### Requirement
Write out all of the entries that follow, word for word, but skip the pictures.

══ Extracted records

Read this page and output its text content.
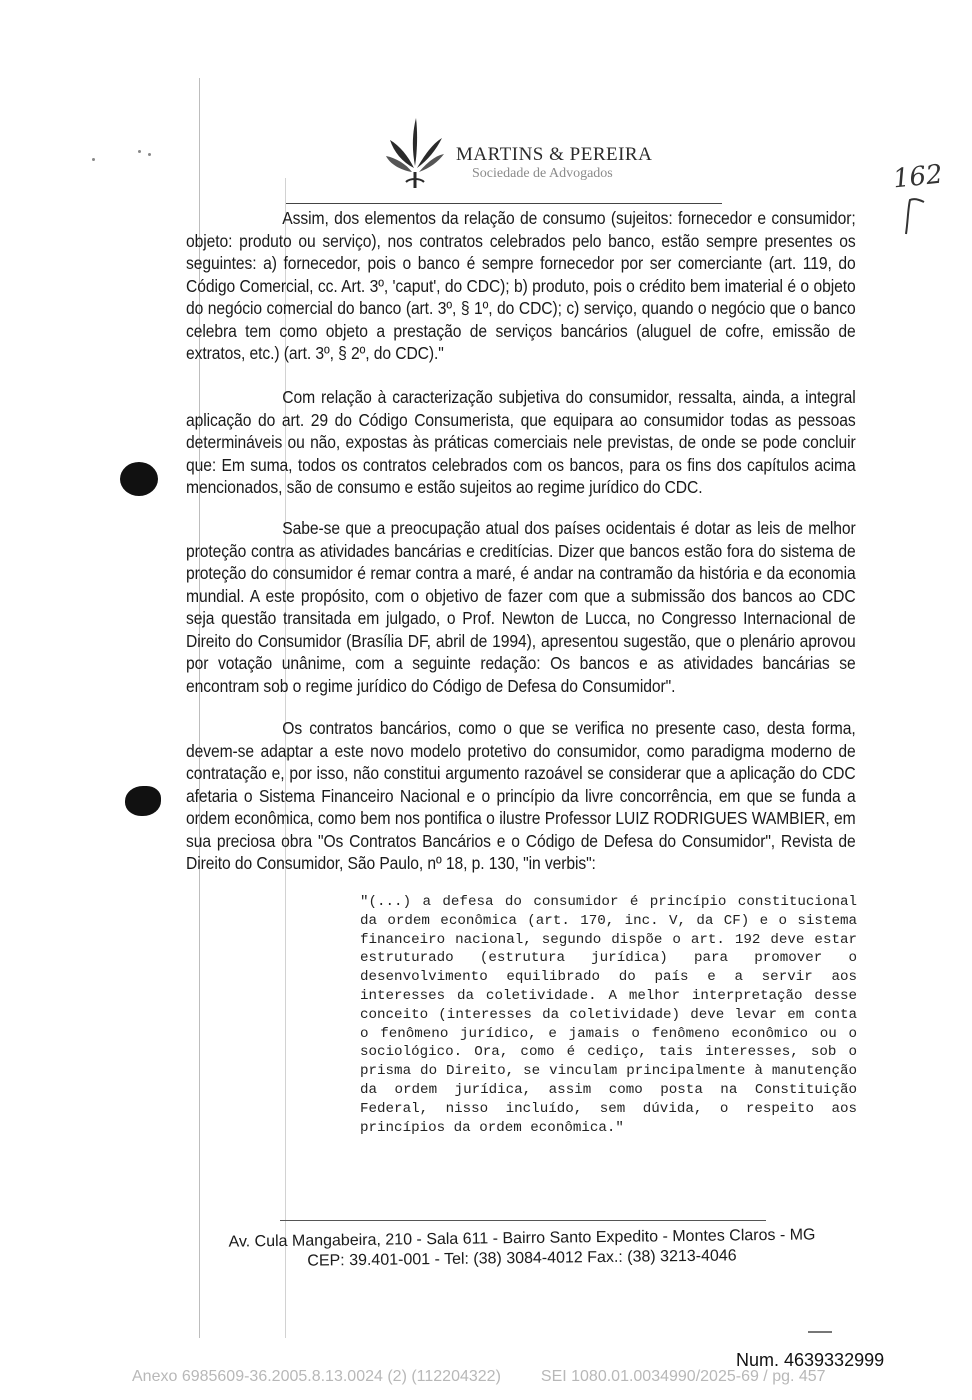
MARTINS & PEREIRA
Sociedade de Advogados	162
Assim, dos elementos da relação de consumo (sujeitos: fornecedor e consumidor; objeto: produto ou serviço), nos contratos celebrados pelo banco, estão sempre presentes os seguintes: a) fornecedor, pois o banco é sempre fornecedor por ser comerciante (art. 119, do Código Comercial, cc. Art. 3º, 'caput', do CDC); b) produto, pois o crédito bem imaterial é o objeto do negócio comercial do banco (art. 3º, § 1º, do CDC); c) serviço, quando o negócio que o banco celebra tem como objeto a prestação de serviços bancários (aluguel de cofre, emissão de extratos, etc.) (art. 3º, § 2º, do CDC)."
Com relação à caracterização subjetiva do consumidor, ressalta, ainda, a integral aplicação do art. 29 do Código Consumerista, que equipara ao consumidor todas as pessoas determináveis ou não, expostas às práticas comerciais nele previstas, de onde se pode concluir que: Em suma, todos os contratos celebrados com os bancos, para os fins dos capítulos acima mencionados, são de consumo e estão sujeitos ao regime jurídico do CDC.
Sabe-se que a preocupação atual dos países ocidentais é dotar as leis de melhor proteção contra as atividades bancárias e creditícias. Dizer que bancos estão fora do sistema de proteção do consumidor é remar contra a maré, é andar na contramão da história e da economia mundial. A este propósito, com o objetivo de fazer com que a submissão dos bancos ao CDC seja questão transitada em julgado, o Prof. Newton de Lucca, no Congresso Internacional de Direito do Consumidor (Brasília DF, abril de 1994), apresentou sugestão, que o plenário aprovou por votação unânime, com a seguinte redação: Os bancos e as atividades bancárias se encontram sob o regime jurídico do Código de Defesa do Consumidor".
Os contratos bancários, como o que se verifica no presente caso, desta forma, devem-se adaptar a este novo modelo protetivo do consumidor, como paradigma moderno de contratação e, por isso, não constitui argumento razoável se considerar que a aplicação do CDC afetaria o Sistema Financeiro Nacional e o princípio da livre concorrência, em que se funda a ordem econômica, como bem nos pontifica o ilustre Professor LUIZ RODRIGUES WAMBIER, em sua preciosa obra "Os Contratos Bancários e o Código de Defesa do Consumidor", Revista de Direito do Consumidor, São Paulo, nº 18, p. 130, "in verbis":
"(...) a defesa do consumidor é princípio constitucional da ordem econômica (art. 170, inc. V, da CF) e o sistema financeiro nacional, segundo dispõe o art. 192 deve estar estruturado (estrutura jurídica) para promover o desenvolvimento equilibrado do país e a servir aos interesses da coletividade. A melhor interpretação desse conceito (interesses da coletividade) deve levar em conta o fenômeno jurídico, e jamais o fenômeno econômico ou o sociológico. Ora, como é cediço, tais interesses, sob o prisma do Direito, se vinculam principalmente à manutenção da ordem jurídica, assim como posta na Constituição Federal, nisso incluído, sem dúvida, o respeito aos princípios da ordem econômica."
Av. Cula Mangabeira, 210 - Sala 611 - Bairro Santo Expedito - Montes Claros - MG
CEP: 39.401-001 - Tel: (38) 3084-4012 Fax.: (38) 3213-4046
Num. 4639332999
Anexo 6985609-36.2005.8.13.0024 (2) (112204322)	SEI 1080.01.0034990/2025-69 / pg. 457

════

### Solution to this problem
Read this page and output its text content.
MARTINS & PEREIRA
Sociedade de Advogados	162
Assim, dos elementos da relação de consumo (sujeitos: fornecedor e consumidor; objeto: produto ou serviço), nos contratos celebrados pelo banco, estão sempre presentes os seguintes: a) fornecedor, pois o banco é sempre fornecedor por ser comerciante (art. 119, do Código Comercial, cc. Art. 3º, 'caput', do CDC); b) produto, pois o crédito bem imaterial é o objeto do negócio comercial do banco (art. 3º, § 1º, do CDC); c) serviço, quando o negócio que o banco celebra tem como objeto a prestação de serviços bancários (aluguel de cofre, emissão de extratos, etc.) (art. 3º, § 2º, do CDC)."
Com relação à caracterização subjetiva do consumidor, ressalta, ainda, a integral aplicação do art. 29 do Código Consumerista, que equipara ao consumidor todas as pessoas determináveis ou não, expostas às práticas comerciais nele previstas, de onde se pode concluir que: Em suma, todos os contratos celebrados com os bancos, para os fins dos capítulos acima mencionados, são de consumo e estão sujeitos ao regime jurídico do CDC.
Sabe-se que a preocupação atual dos países ocidentais é dotar as leis de melhor proteção contra as atividades bancárias e creditícias. Dizer que bancos estão fora do sistema de proteção do consumidor é remar contra a maré, é andar na contramão da história e da economia mundial. A este propósito, com o objetivo de fazer com que a submissão dos bancos ao CDC seja questão transitada em julgado, o Prof. Newton de Lucca, no Congresso Internacional de Direito do Consumidor (Brasília DF, abril de 1994), apresentou sugestão, que o plenário aprovou por votação unânime, com a seguinte redação: Os bancos e as atividades bancárias se encontram sob o regime jurídico do Código de Defesa do Consumidor".
Os contratos bancários, como o que se verifica no presente caso, desta forma, devem-se adaptar a este novo modelo protetivo do consumidor, como paradigma moderno de contratação e, por isso, não constitui argumento razoável se considerar que a aplicação do CDC afetaria o Sistema Financeiro Nacional e o princípio da livre concorrência, em que se funda a ordem econômica, como bem nos pontifica o ilustre Professor LUIZ RODRIGUES WAMBIER, em sua preciosa obra "Os Contratos Bancários e o Código de Defesa do Consumidor", Revista de Direito do Consumidor, São Paulo, nº 18, p. 130, "in verbis":
"(...) a defesa do consumidor é princípio constitucional da ordem econômica (art. 170, inc. V, da CF) e o sistema financeiro nacional, segundo dispõe o art. 192 deve estar estruturado (estrutura jurídica) para promover o desenvolvimento equilibrado do país e a servir aos interesses da coletividade. A melhor interpretação desse conceito (interesses da coletividade) deve levar em conta o fenômeno jurídico, e jamais o fenômeno econômico ou o sociológico. Ora, como é cediço, tais interesses, sob o prisma do Direito, se vinculam principalmente à manutenção da ordem jurídica, assim como posta na Constituição Federal, nisso incluído, sem dúvida, o respeito aos princípios da ordem econômica."
Av. Cula Mangabeira, 210 - Sala 611 - Bairro Santo Expedito - Montes Claros - MG
CEP: 39.401-001 - Tel: (38) 3084-4012 Fax.: (38) 3213-4046
Num. 4639332999
Anexo 6985609-36.2005.8.13.0024 (2) (112204322)	SEI 1080.01.0034990/2025-69 / pg. 457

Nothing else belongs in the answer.